• **INFORMATION GIVEN**:
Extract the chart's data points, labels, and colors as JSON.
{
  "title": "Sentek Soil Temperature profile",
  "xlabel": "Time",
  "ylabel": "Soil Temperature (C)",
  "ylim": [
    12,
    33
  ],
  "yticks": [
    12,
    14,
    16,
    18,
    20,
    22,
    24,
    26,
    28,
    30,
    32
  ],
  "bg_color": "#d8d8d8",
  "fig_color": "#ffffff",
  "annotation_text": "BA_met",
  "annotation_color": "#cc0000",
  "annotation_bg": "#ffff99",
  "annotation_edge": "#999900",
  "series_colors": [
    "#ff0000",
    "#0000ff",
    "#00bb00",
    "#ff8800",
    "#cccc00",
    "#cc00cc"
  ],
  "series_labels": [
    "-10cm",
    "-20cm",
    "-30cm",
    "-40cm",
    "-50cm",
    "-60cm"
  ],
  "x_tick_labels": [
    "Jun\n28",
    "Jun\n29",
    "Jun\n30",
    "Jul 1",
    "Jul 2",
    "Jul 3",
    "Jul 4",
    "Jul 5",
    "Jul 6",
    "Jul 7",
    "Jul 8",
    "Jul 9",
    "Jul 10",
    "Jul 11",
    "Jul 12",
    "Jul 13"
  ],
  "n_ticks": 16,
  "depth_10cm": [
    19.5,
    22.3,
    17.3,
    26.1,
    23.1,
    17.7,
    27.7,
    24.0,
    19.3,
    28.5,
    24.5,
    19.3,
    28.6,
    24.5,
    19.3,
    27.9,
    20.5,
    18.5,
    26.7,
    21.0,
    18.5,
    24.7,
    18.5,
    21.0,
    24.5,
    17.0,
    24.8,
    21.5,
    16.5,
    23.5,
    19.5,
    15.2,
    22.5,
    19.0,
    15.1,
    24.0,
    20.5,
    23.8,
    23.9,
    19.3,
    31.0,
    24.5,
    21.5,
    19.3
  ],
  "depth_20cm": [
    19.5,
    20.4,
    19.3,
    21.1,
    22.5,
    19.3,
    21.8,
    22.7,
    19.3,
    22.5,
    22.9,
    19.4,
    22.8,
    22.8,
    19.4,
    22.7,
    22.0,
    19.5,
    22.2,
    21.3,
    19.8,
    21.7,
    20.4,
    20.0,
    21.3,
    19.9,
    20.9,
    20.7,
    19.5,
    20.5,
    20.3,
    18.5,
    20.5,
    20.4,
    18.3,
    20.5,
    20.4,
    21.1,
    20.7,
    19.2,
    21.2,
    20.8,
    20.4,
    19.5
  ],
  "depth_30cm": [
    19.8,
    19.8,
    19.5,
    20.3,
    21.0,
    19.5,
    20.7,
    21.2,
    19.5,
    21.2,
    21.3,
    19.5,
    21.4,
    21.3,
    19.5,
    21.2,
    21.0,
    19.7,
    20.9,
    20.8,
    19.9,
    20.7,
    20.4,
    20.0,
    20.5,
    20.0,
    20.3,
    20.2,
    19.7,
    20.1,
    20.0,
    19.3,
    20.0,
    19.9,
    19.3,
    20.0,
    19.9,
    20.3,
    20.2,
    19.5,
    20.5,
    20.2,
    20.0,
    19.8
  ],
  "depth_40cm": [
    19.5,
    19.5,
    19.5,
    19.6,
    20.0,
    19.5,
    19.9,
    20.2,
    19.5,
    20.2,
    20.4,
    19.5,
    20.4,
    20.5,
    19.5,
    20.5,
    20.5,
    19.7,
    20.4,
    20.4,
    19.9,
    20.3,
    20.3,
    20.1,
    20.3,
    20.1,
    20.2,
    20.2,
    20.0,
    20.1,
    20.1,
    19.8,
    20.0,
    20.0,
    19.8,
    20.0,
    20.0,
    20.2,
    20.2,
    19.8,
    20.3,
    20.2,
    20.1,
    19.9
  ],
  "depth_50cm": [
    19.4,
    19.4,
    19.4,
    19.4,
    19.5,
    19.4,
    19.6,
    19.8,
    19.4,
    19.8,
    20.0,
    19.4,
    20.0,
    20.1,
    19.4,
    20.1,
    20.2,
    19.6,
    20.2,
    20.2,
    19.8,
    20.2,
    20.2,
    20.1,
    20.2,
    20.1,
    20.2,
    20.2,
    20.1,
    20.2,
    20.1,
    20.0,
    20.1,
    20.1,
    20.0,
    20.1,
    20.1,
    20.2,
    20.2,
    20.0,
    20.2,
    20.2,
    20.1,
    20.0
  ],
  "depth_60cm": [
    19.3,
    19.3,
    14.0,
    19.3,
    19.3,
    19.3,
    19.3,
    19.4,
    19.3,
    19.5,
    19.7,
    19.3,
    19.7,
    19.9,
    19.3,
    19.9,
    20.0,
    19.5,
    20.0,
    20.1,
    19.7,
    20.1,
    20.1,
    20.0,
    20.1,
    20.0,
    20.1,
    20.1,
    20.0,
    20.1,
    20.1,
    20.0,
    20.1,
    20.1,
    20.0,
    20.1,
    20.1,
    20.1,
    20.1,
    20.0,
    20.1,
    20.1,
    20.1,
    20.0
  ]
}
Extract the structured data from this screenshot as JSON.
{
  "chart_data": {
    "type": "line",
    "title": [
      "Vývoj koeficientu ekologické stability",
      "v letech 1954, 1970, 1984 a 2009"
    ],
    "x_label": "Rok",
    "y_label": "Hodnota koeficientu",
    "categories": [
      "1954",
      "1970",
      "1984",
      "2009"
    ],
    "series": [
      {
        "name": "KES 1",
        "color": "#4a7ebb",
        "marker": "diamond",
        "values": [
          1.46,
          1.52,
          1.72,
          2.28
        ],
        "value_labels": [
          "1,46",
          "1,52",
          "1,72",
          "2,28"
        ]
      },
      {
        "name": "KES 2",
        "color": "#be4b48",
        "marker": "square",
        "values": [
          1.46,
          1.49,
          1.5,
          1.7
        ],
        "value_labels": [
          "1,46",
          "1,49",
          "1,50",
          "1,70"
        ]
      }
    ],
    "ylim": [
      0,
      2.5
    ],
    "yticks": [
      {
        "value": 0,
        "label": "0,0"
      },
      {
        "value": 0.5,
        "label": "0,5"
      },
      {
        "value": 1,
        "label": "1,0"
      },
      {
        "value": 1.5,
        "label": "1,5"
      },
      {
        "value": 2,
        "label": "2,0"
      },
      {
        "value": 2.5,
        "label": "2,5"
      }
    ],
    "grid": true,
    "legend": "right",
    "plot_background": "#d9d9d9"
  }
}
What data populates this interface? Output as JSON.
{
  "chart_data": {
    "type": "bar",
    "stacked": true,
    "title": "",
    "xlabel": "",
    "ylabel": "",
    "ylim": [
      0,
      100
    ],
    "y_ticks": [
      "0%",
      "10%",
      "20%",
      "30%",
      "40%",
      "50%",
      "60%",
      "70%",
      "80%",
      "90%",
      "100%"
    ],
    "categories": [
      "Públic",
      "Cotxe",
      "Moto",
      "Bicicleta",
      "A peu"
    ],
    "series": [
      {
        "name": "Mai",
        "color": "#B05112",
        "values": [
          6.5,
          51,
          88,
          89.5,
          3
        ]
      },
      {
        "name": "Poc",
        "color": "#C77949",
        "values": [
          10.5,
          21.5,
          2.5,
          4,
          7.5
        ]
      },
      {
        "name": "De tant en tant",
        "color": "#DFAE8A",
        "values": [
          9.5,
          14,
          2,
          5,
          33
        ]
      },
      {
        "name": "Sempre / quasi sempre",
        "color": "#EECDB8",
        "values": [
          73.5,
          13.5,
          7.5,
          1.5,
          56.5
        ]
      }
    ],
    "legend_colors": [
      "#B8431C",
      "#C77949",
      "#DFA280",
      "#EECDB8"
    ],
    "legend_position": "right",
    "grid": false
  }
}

• **WRITTEN EXERCISE**:
Output exactly the lines above, from the one holding "What data populates" through the end of the data, including the first and last.

• **SOLVED EXERCISE**:
What data populates this interface? Output as JSON.
{
  "chart_data": {
    "type": "bar",
    "stacked": true,
    "title": "",
    "xlabel": "",
    "ylabel": "",
    "ylim": [
      0,
      100
    ],
    "y_ticks": [
      "0%",
      "10%",
      "20%",
      "30%",
      "40%",
      "50%",
      "60%",
      "70%",
      "80%",
      "90%",
      "100%"
    ],
    "categories": [
      "Públic",
      "Cotxe",
      "Moto",
      "Bicicleta",
      "A peu"
    ],
    "series": [
      {
        "name": "Mai",
        "color": "#B05112",
        "values": [
          6.5,
          51,
          88,
          89.5,
          3
        ]
      },
      {
        "name": "Poc",
        "color": "#C77949",
        "values": [
          10.5,
          21.5,
          2.5,
          4,
          7.5
        ]
      },
      {
        "name": "De tant en tant",
        "color": "#DFAE8A",
        "values": [
          9.5,
          14,
          2,
          5,
          33
        ]
      },
      {
        "name": "Sempre / quasi sempre",
        "color": "#EECDB8",
        "values": [
          73.5,
          13.5,
          7.5,
          1.5,
          56.5
        ]
      }
    ],
    "legend_colors": [
      "#B8431C",
      "#C77949",
      "#DFA280",
      "#EECDB8"
    ],
    "legend_position": "right",
    "grid": false
  }
}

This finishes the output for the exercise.